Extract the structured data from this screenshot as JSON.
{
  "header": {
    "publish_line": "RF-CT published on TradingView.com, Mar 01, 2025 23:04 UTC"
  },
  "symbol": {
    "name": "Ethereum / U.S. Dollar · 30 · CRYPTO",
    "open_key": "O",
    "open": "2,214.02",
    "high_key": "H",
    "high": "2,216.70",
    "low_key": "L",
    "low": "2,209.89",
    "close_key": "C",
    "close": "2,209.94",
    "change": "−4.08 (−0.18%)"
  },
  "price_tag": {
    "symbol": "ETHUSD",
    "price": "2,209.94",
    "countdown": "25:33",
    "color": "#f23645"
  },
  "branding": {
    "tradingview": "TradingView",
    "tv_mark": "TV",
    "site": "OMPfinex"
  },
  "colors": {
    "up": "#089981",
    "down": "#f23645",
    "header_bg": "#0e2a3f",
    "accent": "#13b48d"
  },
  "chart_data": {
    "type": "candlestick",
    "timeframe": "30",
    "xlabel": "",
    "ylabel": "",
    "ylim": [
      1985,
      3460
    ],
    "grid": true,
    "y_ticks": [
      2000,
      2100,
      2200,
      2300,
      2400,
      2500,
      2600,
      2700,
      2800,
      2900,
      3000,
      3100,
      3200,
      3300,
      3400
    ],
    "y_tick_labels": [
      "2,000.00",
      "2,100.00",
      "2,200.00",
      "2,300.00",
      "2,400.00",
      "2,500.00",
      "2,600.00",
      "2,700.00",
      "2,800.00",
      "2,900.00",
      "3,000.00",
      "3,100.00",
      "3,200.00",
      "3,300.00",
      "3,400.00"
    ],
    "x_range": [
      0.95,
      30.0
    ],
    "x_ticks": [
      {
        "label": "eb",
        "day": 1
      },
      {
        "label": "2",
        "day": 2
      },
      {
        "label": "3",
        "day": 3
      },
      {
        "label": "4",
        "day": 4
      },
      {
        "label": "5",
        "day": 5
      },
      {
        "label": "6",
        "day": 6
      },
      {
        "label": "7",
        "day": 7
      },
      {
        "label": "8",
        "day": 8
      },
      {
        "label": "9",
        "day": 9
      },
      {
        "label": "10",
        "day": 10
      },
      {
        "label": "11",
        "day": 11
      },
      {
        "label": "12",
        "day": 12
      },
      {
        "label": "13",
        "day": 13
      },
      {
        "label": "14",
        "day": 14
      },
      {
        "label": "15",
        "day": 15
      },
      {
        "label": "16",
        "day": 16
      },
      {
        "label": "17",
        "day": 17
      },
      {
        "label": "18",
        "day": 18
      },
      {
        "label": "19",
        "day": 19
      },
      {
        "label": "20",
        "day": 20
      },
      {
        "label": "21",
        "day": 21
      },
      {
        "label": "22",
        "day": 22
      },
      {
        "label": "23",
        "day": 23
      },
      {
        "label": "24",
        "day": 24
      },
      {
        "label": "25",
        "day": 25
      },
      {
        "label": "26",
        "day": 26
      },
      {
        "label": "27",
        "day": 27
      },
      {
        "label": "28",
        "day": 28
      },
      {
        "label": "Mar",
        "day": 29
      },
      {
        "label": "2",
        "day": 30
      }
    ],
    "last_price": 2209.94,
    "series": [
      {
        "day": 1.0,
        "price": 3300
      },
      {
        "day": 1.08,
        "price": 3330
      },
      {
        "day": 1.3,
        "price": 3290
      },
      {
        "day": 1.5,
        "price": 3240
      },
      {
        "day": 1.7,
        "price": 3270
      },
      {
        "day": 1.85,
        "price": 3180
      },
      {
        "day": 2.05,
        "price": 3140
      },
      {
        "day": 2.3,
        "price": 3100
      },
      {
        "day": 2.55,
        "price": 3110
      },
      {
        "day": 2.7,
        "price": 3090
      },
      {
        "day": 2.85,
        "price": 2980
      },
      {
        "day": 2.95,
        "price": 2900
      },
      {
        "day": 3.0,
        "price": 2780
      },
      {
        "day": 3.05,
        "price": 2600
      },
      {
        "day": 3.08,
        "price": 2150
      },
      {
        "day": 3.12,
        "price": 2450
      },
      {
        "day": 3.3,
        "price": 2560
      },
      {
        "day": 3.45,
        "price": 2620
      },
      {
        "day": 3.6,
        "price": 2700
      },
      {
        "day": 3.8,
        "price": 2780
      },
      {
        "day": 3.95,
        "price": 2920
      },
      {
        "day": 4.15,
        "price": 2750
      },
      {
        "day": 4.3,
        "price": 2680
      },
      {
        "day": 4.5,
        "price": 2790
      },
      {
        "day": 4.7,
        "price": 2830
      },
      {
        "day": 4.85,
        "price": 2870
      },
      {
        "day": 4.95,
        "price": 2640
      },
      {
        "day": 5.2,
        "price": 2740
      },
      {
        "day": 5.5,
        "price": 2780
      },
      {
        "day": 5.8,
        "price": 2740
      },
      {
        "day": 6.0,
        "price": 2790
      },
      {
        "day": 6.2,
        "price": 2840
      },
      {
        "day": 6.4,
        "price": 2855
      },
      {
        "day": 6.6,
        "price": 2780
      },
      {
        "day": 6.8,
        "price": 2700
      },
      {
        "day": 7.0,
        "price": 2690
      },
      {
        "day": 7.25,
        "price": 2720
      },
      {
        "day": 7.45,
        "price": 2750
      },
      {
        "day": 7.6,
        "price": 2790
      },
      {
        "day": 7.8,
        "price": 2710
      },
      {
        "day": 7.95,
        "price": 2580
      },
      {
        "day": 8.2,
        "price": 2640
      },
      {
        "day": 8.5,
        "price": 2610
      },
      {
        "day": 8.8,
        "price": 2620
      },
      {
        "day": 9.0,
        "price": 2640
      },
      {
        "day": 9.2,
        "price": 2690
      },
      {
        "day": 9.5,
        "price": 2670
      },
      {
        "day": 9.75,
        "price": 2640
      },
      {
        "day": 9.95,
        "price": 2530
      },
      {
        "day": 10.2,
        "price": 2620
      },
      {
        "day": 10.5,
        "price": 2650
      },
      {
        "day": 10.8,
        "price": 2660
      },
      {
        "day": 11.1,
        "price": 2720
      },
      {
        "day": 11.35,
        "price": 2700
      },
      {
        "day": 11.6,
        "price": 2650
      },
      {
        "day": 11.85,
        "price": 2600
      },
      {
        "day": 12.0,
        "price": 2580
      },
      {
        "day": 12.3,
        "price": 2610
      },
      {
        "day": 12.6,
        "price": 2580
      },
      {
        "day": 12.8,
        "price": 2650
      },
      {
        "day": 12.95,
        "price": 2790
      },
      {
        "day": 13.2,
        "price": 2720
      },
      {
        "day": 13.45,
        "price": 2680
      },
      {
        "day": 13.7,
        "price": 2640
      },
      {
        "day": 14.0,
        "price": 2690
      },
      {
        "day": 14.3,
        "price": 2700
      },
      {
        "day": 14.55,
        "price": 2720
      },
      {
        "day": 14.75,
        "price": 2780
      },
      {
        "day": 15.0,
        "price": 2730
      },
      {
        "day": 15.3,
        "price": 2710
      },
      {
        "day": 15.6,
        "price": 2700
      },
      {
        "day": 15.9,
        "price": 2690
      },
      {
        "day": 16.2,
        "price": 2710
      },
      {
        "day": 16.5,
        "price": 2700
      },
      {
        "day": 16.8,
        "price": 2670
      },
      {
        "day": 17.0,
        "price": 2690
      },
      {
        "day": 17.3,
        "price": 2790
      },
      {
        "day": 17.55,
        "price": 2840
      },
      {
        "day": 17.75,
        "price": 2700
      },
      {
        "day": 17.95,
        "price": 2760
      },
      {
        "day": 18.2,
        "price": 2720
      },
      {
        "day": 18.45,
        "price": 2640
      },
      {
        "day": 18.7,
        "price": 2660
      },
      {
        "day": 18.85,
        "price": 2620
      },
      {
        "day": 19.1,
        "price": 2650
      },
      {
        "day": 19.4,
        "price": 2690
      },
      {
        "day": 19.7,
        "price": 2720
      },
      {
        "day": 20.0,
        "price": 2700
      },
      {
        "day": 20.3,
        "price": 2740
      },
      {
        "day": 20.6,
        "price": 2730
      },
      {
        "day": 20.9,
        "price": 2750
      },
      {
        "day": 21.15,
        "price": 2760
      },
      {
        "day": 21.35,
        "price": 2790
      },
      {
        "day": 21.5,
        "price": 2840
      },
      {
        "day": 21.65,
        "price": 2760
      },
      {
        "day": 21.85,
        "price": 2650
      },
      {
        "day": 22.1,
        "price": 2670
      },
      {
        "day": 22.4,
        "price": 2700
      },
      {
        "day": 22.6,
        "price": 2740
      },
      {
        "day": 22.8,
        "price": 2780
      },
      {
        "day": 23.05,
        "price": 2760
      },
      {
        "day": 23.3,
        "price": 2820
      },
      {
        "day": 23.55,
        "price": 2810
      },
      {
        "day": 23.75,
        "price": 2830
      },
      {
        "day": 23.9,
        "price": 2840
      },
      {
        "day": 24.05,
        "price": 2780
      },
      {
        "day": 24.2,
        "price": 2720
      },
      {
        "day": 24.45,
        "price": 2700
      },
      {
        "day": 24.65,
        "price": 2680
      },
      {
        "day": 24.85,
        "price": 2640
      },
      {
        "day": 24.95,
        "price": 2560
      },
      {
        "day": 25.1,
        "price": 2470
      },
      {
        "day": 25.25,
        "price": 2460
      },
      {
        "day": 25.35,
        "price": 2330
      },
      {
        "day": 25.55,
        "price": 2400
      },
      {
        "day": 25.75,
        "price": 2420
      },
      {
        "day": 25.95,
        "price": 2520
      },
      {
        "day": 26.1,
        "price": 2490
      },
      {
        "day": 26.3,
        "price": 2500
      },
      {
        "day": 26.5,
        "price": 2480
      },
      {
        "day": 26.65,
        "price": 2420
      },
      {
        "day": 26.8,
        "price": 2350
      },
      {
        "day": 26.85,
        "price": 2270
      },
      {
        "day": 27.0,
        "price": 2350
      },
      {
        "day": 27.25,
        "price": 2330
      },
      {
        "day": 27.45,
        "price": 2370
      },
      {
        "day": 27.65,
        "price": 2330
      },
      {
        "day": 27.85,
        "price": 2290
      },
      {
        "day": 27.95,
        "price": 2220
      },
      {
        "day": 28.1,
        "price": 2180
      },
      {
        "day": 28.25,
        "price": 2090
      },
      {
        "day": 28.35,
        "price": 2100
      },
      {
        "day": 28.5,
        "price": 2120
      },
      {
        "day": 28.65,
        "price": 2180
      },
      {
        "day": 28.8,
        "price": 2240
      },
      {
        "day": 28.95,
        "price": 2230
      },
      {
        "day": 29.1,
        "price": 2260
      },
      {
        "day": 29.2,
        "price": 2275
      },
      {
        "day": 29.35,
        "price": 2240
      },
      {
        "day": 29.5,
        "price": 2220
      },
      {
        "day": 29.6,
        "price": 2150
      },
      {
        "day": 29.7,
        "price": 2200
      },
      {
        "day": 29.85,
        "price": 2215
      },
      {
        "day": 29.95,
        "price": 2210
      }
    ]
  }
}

Work to complete: Gather every line from the listing above in which "TradingView" appears, and copy those lines.

Solution for this exercise:
    "publish_line": "RF-CT published on TradingView.com, Mar 01, 2025 23:04 UTC"
    "tradingview": "TradingView",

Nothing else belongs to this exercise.